MATERIAL FOR THIS EXERCISE
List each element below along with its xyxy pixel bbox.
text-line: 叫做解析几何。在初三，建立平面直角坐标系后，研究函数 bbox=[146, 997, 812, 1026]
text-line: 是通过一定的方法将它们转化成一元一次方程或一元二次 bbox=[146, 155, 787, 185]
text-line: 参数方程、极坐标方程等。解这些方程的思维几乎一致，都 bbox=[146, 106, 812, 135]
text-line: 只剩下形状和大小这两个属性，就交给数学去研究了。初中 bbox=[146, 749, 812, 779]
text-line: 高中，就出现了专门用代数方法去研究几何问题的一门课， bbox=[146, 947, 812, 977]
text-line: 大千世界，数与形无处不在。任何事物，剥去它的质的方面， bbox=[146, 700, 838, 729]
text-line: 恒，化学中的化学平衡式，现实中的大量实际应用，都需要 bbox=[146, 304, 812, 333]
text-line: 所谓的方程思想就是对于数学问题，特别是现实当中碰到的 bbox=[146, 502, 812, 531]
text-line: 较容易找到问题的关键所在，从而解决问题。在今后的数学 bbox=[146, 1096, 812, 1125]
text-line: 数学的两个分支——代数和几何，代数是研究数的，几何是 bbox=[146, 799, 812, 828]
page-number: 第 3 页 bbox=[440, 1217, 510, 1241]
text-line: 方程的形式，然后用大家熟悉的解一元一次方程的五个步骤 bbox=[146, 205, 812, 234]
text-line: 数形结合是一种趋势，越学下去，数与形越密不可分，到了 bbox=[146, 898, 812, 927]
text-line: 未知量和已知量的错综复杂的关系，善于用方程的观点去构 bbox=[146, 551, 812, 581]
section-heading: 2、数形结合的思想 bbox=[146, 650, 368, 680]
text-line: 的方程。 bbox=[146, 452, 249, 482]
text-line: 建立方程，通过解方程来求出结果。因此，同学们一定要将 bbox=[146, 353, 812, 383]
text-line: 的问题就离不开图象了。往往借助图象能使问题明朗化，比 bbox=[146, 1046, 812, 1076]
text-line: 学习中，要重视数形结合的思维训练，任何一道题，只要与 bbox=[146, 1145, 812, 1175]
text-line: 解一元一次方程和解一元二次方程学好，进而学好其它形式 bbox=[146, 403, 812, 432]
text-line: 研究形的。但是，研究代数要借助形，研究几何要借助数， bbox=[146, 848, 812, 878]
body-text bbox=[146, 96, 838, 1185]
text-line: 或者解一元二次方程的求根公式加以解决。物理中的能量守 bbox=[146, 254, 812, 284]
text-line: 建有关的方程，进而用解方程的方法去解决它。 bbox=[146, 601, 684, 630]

WHAT THE TASK ASKS
Change every "text-line" in the records to "line-of-text" and leave everything else unchanged.

EXERCISE RESPONSE
List each element below along with its xyxy pixel bbox.
line-of-text: 叫做解析几何。在初三，建立平面直角坐标系后，研究函数 bbox=[146, 997, 812, 1026]
line-of-text: 是通过一定的方法将它们转化成一元一次方程或一元二次 bbox=[146, 155, 787, 185]
line-of-text: 参数方程、极坐标方程等。解这些方程的思维几乎一致，都 bbox=[146, 106, 812, 135]
line-of-text: 只剩下形状和大小这两个属性，就交给数学去研究了。初中 bbox=[146, 749, 812, 779]
line-of-text: 高中，就出现了专门用代数方法去研究几何问题的一门课， bbox=[146, 947, 812, 977]
line-of-text: 大千世界，数与形无处不在。任何事物，剥去它的质的方面， bbox=[146, 700, 838, 729]
line-of-text: 恒，化学中的化学平衡式，现实中的大量实际应用，都需要 bbox=[146, 304, 812, 333]
line-of-text: 所谓的方程思想就是对于数学问题，特别是现实当中碰到的 bbox=[146, 502, 812, 531]
line-of-text: 较容易找到问题的关键所在，从而解决问题。在今后的数学 bbox=[146, 1096, 812, 1125]
line-of-text: 数学的两个分支——代数和几何，代数是研究数的，几何是 bbox=[146, 799, 812, 828]
page-number: 第 3 页 bbox=[440, 1217, 510, 1241]
line-of-text: 方程的形式，然后用大家熟悉的解一元一次方程的五个步骤 bbox=[146, 205, 812, 234]
line-of-text: 数形结合是一种趋势，越学下去，数与形越密不可分，到了 bbox=[146, 898, 812, 927]
line-of-text: 未知量和已知量的错综复杂的关系，善于用方程的观点去构 bbox=[146, 551, 812, 581]
section-heading: 2、数形结合的思想 bbox=[146, 650, 368, 680]
line-of-text: 的方程。 bbox=[146, 452, 249, 482]
line-of-text: 建立方程，通过解方程来求出结果。因此，同学们一定要将 bbox=[146, 353, 812, 383]
line-of-text: 的问题就离不开图象了。往往借助图象能使问题明朗化，比 bbox=[146, 1046, 812, 1076]
line-of-text: 学习中，要重视数形结合的思维训练，任何一道题，只要与 bbox=[146, 1145, 812, 1175]
line-of-text: 解一元一次方程和解一元二次方程学好，进而学好其它形式 bbox=[146, 403, 812, 432]
line-of-text: 研究形的。但是，研究代数要借助形，研究几何要借助数， bbox=[146, 848, 812, 878]
body-text bbox=[146, 96, 838, 1185]
line-of-text: 或者解一元二次方程的求根公式加以解决。物理中的能量守 bbox=[146, 254, 812, 284]
line-of-text: 建有关的方程，进而用解方程的方法去解决它。 bbox=[146, 601, 684, 630]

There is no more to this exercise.